---------- Data rows ----------

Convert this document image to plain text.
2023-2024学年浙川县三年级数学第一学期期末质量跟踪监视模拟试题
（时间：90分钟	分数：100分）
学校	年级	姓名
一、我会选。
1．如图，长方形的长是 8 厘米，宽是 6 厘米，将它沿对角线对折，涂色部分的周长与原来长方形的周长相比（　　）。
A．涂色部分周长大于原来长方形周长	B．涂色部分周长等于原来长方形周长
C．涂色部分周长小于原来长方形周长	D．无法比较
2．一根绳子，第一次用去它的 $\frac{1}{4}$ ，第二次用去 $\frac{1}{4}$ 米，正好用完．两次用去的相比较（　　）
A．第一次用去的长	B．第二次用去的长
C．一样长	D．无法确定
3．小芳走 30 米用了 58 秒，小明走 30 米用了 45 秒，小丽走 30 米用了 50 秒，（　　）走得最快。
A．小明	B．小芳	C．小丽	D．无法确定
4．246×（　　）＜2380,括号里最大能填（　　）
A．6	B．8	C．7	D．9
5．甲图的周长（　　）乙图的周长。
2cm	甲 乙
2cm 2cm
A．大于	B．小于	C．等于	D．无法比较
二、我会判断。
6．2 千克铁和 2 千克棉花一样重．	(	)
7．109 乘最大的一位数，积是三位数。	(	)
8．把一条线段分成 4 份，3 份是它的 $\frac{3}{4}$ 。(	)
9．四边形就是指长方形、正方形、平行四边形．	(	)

----------

# [The problem]
All of the entries should be written out again exactly.

# [Result of the exercise]
Convert this document image to plain text.
2023-2024学年浙川县三年级数学第一学期期末质量跟踪监视模拟试题
（时间：90分钟	分数：100分）
学校	年级	姓名
一、我会选。
1．如图，长方形的长是 8 厘米，宽是 6 厘米，将它沿对角线对折，涂色部分的周长与原来长方形的周长相比（　　）。
A．涂色部分周长大于原来长方形周长	B．涂色部分周长等于原来长方形周长
C．涂色部分周长小于原来长方形周长	D．无法比较
2．一根绳子，第一次用去它的 $\frac{1}{4}$ ，第二次用去 $\frac{1}{4}$ 米，正好用完．两次用去的相比较（　　）
A．第一次用去的长	B．第二次用去的长
C．一样长	D．无法确定
3．小芳走 30 米用了 58 秒，小明走 30 米用了 45 秒，小丽走 30 米用了 50 秒，（　　）走得最快。
A．小明	B．小芳	C．小丽	D．无法确定
4．246×（　　）＜2380,括号里最大能填（　　）
A．6	B．8	C．7	D．9
5．甲图的周长（　　）乙图的周长。
2cm	甲 乙
2cm 2cm
A．大于	B．小于	C．等于	D．无法比较
二、我会判断。
6．2 千克铁和 2 千克棉花一样重．	(	)
7．109 乘最大的一位数，积是三位数。	(	)
8．把一条线段分成 4 份，3 份是它的 $\frac{3}{4}$ 。(	)
9．四边形就是指长方形、正方形、平行四边形．	(	)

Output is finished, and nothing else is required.